Directions
Write out each record below exactly as it appears, with no pictures.

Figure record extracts
──────────

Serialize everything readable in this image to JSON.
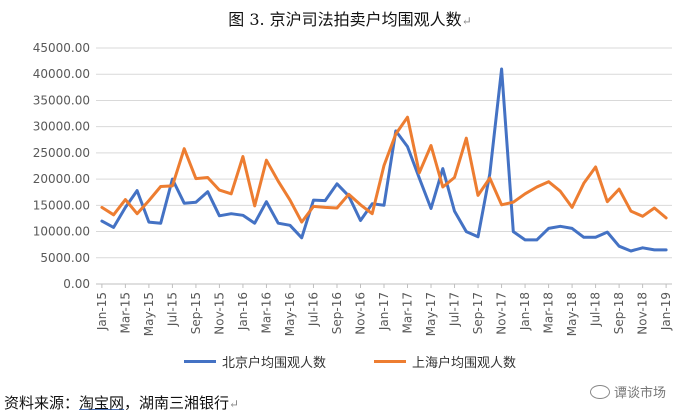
{
  "title": "图 3.  京沪司法拍卖户均围观人数",
  "title_mark": "↵",
  "source": {
    "prefix": "资料来源：",
    "link": "淘宝网",
    "rest": "，湖南三湘银行",
    "mark": "↵"
  },
  "watermark": "谭谈市场",
  "colors": {
    "beijing": "#4472C4",
    "shanghai": "#ED7D31",
    "grid": "#d9d9d9",
    "axis_text": "#595959"
  },
  "chart_data": {
    "type": "line",
    "ylim": [
      0,
      45000
    ],
    "y_ticks": [
      "0.00",
      "5000.00",
      "10000.00",
      "15000.00",
      "20000.00",
      "25000.00",
      "30000.00",
      "35000.00",
      "40000.00",
      "45000.00"
    ],
    "grid": "horizontal",
    "legend_position": "bottom",
    "months": [
      "Jan-15",
      "Feb-15",
      "Mar-15",
      "Apr-15",
      "May-15",
      "Jun-15",
      "Jul-15",
      "Aug-15",
      "Sep-15",
      "Oct-15",
      "Nov-15",
      "Dec-15",
      "Jan-16",
      "Feb-16",
      "Mar-16",
      "Apr-16",
      "May-16",
      "Jun-16",
      "Jul-16",
      "Aug-16",
      "Sep-16",
      "Oct-16",
      "Nov-16",
      "Dec-16",
      "Jan-17",
      "Feb-17",
      "Mar-17",
      "Apr-17",
      "May-17",
      "Jun-17",
      "Jul-17",
      "Aug-17",
      "Sep-17",
      "Oct-17",
      "Nov-17",
      "Dec-17",
      "Jan-18",
      "Feb-18",
      "Mar-18",
      "Apr-18",
      "May-18",
      "Jun-18",
      "Jul-18",
      "Aug-18",
      "Sep-18",
      "Oct-18",
      "Nov-18",
      "Dec-18",
      "Jan-19"
    ],
    "x_labels": [
      "Jan-15",
      "Mar-15",
      "May-15",
      "Jul-15",
      "Sep-15",
      "Nov-15",
      "Jan-16",
      "Mar-16",
      "May-16",
      "Jul-16",
      "Sep-16",
      "Nov-16",
      "Jan-17",
      "Mar-17",
      "May-17",
      "Jul-17",
      "Sep-17",
      "Nov-17",
      "Jan-18",
      "Mar-18",
      "May-18",
      "Jul-18",
      "Sep-18",
      "Nov-18",
      "Jan-19"
    ],
    "series": [
      {
        "name": "北京户均围观人数",
        "values": [
          12000,
          10800,
          14600,
          17800,
          11800,
          11600,
          20000,
          15400,
          15600,
          17600,
          13000,
          13400,
          13100,
          11600,
          15700,
          11600,
          11200,
          8800,
          16000,
          15900,
          19100,
          16800,
          12100,
          15300,
          15000,
          29200,
          26200,
          20200,
          14400,
          22000,
          13900,
          10000,
          9000,
          21000,
          41000,
          10000,
          8400,
          8400,
          10600,
          11000,
          10600,
          8900,
          8900,
          9900,
          7200,
          6300,
          6900,
          6500,
          6500
        ]
      },
      {
        "name": "上海户均围观人数",
        "values": [
          14600,
          13200,
          16100,
          13400,
          15900,
          18600,
          18700,
          25800,
          20100,
          20300,
          17900,
          17200,
          24300,
          14900,
          23600,
          19600,
          16000,
          11800,
          14800,
          14600,
          14500,
          17100,
          15100,
          13400,
          22600,
          28600,
          31800,
          21200,
          26400,
          18500,
          20300,
          27800,
          16900,
          20200,
          15100,
          15600,
          17200,
          18500,
          19500,
          17700,
          14600,
          19200,
          22300,
          15700,
          18100,
          13900,
          12900,
          14500,
          12600
        ]
      }
    ]
  }
}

──────────

Worked answer
Serialize everything readable in this image to JSON.
{
  "title": "图 3.  京沪司法拍卖户均围观人数",
  "title_mark": "↵",
  "source": {
    "prefix": "资料来源：",
    "link": "淘宝网",
    "rest": "，湖南三湘银行",
    "mark": "↵"
  },
  "watermark": "谭谈市场",
  "colors": {
    "beijing": "#4472C4",
    "shanghai": "#ED7D31",
    "grid": "#d9d9d9",
    "axis_text": "#595959"
  },
  "chart_data": {
    "type": "line",
    "ylim": [
      0,
      45000
    ],
    "y_ticks": [
      "0.00",
      "5000.00",
      "10000.00",
      "15000.00",
      "20000.00",
      "25000.00",
      "30000.00",
      "35000.00",
      "40000.00",
      "45000.00"
    ],
    "grid": "horizontal",
    "legend_position": "bottom",
    "months": [
      "Jan-15",
      "Feb-15",
      "Mar-15",
      "Apr-15",
      "May-15",
      "Jun-15",
      "Jul-15",
      "Aug-15",
      "Sep-15",
      "Oct-15",
      "Nov-15",
      "Dec-15",
      "Jan-16",
      "Feb-16",
      "Mar-16",
      "Apr-16",
      "May-16",
      "Jun-16",
      "Jul-16",
      "Aug-16",
      "Sep-16",
      "Oct-16",
      "Nov-16",
      "Dec-16",
      "Jan-17",
      "Feb-17",
      "Mar-17",
      "Apr-17",
      "May-17",
      "Jun-17",
      "Jul-17",
      "Aug-17",
      "Sep-17",
      "Oct-17",
      "Nov-17",
      "Dec-17",
      "Jan-18",
      "Feb-18",
      "Mar-18",
      "Apr-18",
      "May-18",
      "Jun-18",
      "Jul-18",
      "Aug-18",
      "Sep-18",
      "Oct-18",
      "Nov-18",
      "Dec-18",
      "Jan-19"
    ],
    "x_labels": [
      "Jan-15",
      "Mar-15",
      "May-15",
      "Jul-15",
      "Sep-15",
      "Nov-15",
      "Jan-16",
      "Mar-16",
      "May-16",
      "Jul-16",
      "Sep-16",
      "Nov-16",
      "Jan-17",
      "Mar-17",
      "May-17",
      "Jul-17",
      "Sep-17",
      "Nov-17",
      "Jan-18",
      "Mar-18",
      "May-18",
      "Jul-18",
      "Sep-18",
      "Nov-18",
      "Jan-19"
    ],
    "series": [
      {
        "name": "北京户均围观人数",
        "values": [
          12000,
          10800,
          14600,
          17800,
          11800,
          11600,
          20000,
          15400,
          15600,
          17600,
          13000,
          13400,
          13100,
          11600,
          15700,
          11600,
          11200,
          8800,
          16000,
          15900,
          19100,
          16800,
          12100,
          15300,
          15000,
          29200,
          26200,
          20200,
          14400,
          22000,
          13900,
          10000,
          9000,
          21000,
          41000,
          10000,
          8400,
          8400,
          10600,
          11000,
          10600,
          8900,
          8900,
          9900,
          7200,
          6300,
          6900,
          6500,
          6500
        ]
      },
      {
        "name": "上海户均围观人数",
        "values": [
          14600,
          13200,
          16100,
          13400,
          15900,
          18600,
          18700,
          25800,
          20100,
          20300,
          17900,
          17200,
          24300,
          14900,
          23600,
          19600,
          16000,
          11800,
          14800,
          14600,
          14500,
          17100,
          15100,
          13400,
          22600,
          28600,
          31800,
          21200,
          26400,
          18500,
          20300,
          27800,
          16900,
          20200,
          15100,
          15600,
          17200,
          18500,
          19500,
          17700,
          14600,
          19200,
          22300,
          15700,
          18100,
          13900,
          12900,
          14500,
          12600
        ]
      }
    ]
  }
}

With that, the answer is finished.